>> BEGIN Extracted entries

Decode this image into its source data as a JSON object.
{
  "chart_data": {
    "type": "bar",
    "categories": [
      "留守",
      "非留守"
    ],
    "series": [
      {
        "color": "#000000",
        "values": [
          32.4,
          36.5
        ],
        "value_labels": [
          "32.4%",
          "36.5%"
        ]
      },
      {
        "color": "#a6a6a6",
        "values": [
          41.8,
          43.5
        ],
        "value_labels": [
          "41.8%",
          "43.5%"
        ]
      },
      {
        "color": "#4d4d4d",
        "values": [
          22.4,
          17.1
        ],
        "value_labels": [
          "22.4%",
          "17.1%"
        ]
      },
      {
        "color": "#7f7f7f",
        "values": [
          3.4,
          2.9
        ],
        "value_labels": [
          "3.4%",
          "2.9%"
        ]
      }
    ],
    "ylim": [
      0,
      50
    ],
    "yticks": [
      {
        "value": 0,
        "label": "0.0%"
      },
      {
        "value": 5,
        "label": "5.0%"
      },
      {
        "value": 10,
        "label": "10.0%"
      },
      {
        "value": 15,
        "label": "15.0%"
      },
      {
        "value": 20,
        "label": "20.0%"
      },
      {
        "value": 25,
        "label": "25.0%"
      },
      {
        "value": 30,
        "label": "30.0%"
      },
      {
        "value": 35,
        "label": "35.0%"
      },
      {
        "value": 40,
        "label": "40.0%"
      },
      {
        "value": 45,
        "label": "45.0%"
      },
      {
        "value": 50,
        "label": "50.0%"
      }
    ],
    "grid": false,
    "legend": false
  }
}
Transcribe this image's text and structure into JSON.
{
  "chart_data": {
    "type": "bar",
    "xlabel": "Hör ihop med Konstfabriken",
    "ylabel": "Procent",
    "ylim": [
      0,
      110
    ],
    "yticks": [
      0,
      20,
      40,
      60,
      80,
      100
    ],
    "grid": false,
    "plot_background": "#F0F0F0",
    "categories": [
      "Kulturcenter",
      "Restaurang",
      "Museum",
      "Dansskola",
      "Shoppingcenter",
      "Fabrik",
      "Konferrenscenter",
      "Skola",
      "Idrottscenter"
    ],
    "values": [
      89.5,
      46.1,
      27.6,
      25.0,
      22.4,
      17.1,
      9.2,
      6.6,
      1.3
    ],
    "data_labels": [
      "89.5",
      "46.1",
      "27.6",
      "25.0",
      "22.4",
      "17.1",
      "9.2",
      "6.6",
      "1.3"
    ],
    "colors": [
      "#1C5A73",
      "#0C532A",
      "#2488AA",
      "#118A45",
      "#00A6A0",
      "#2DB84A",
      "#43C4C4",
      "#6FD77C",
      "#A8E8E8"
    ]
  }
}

>> END Extracted entries

Exercise: Write out all the records above again, exactly as they stand.

Written solution:
Decode this image into its source data as a JSON object.
{
  "chart_data": {
    "type": "bar",
    "categories": [
      "留守",
      "非留守"
    ],
    "series": [
      {
        "color": "#000000",
        "values": [
          32.4,
          36.5
        ],
        "value_labels": [
          "32.4%",
          "36.5%"
        ]
      },
      {
        "color": "#a6a6a6",
        "values": [
          41.8,
          43.5
        ],
        "value_labels": [
          "41.8%",
          "43.5%"
        ]
      },
      {
        "color": "#4d4d4d",
        "values": [
          22.4,
          17.1
        ],
        "value_labels": [
          "22.4%",
          "17.1%"
        ]
      },
      {
        "color": "#7f7f7f",
        "values": [
          3.4,
          2.9
        ],
        "value_labels": [
          "3.4%",
          "2.9%"
        ]
      }
    ],
    "ylim": [
      0,
      50
    ],
    "yticks": [
      {
        "value": 0,
        "label": "0.0%"
      },
      {
        "value": 5,
        "label": "5.0%"
      },
      {
        "value": 10,
        "label": "10.0%"
      },
      {
        "value": 15,
        "label": "15.0%"
      },
      {
        "value": 20,
        "label": "20.0%"
      },
      {
        "value": 25,
        "label": "25.0%"
      },
      {
        "value": 30,
        "label": "30.0%"
      },
      {
        "value": 35,
        "label": "35.0%"
      },
      {
        "value": 40,
        "label": "40.0%"
      },
      {
        "value": 45,
        "label": "45.0%"
      },
      {
        "value": 50,
        "label": "50.0%"
      }
    ],
    "grid": false,
    "legend": false
  }
}
Transcribe this image's text and structure into JSON.
{
  "chart_data": {
    "type": "bar",
    "xlabel": "Hör ihop med Konstfabriken",
    "ylabel": "Procent",
    "ylim": [
      0,
      110
    ],
    "yticks": [
      0,
      20,
      40,
      60,
      80,
      100
    ],
    "grid": false,
    "plot_background": "#F0F0F0",
    "categories": [
      "Kulturcenter",
      "Restaurang",
      "Museum",
      "Dansskola",
      "Shoppingcenter",
      "Fabrik",
      "Konferrenscenter",
      "Skola",
      "Idrottscenter"
    ],
    "values": [
      89.5,
      46.1,
      27.6,
      25.0,
      22.4,
      17.1,
      9.2,
      6.6,
      1.3
    ],
    "data_labels": [
      "89.5",
      "46.1",
      "27.6",
      "25.0",
      "22.4",
      "17.1",
      "9.2",
      "6.6",
      "1.3"
    ],
    "colors": [
      "#1C5A73",
      "#0C532A",
      "#2488AA",
      "#118A45",
      "#00A6A0",
      "#2DB84A",
      "#43C4C4",
      "#6FD77C",
      "#A8E8E8"
    ]
  }
}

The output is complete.